GIVEN EXERCISE: Write out the data below in full, unchanged, minus the images.

INPUT RECORDS:
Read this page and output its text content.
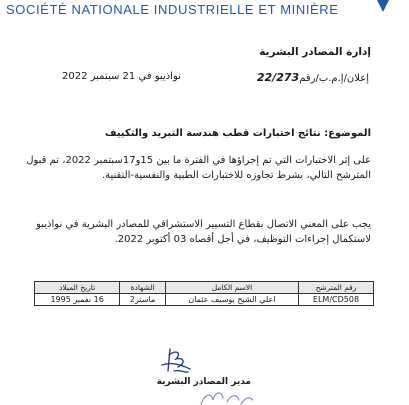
SOCIÉTÉ NATIONALE INDUSTRIELLE ET MINIÈRE
إدارة المصادر البشرية
إعلان/إ.م.ب/رقم22/273
نواذيبو في 21 سبتمبر 2022
الموضوع: نتائج اختبارات قطب هندسة التبريد والتكييف
على إثر الاختبارات التي تم إجراؤها في الفترة ما بين 15و17سبتمبر 2022، تم قبول
المترشح التالي، بشرط تجاوزه للاختبارات الطبية والنفسية-التقنية.
يجب على المعني الاتصال بقطاع التسيير الاستشرافي للمصادر البشرية في نواذيبو
لاستكمال إجراءات التوظيف، في أجل أقصاه 03 أكتوبر 2022.
رقم المترشح	الاسم الكامل	الشهادة	تاريخ الميلاد
ELM/CD508	اعلي الشيخ يوسيف عثمان	ماستر2	16 نفمبر 1995
مدير المصادر البشرية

WRITTEN RESPONSE:
Read this page and output its text content.
SOCIÉTÉ NATIONALE INDUSTRIELLE ET MINIÈRE
إدارة المصادر البشرية
إعلان/إ.م.ب/رقم22/273
نواذيبو في 21 سبتمبر 2022
الموضوع: نتائج اختبارات قطب هندسة التبريد والتكييف
على إثر الاختبارات التي تم إجراؤها في الفترة ما بين 15و17سبتمبر 2022، تم قبول
المترشح التالي، بشرط تجاوزه للاختبارات الطبية والنفسية-التقنية.
يجب على المعني الاتصال بقطاع التسيير الاستشرافي للمصادر البشرية في نواذيبو
لاستكمال إجراءات التوظيف، في أجل أقصاه 03 أكتوبر 2022.
رقم المترشح	الاسم الكامل	الشهادة	تاريخ الميلاد
ELM/CD508	اعلي الشيخ يوسيف عثمان	ماستر2	16 نفمبر 1995
مدير المصادر البشرية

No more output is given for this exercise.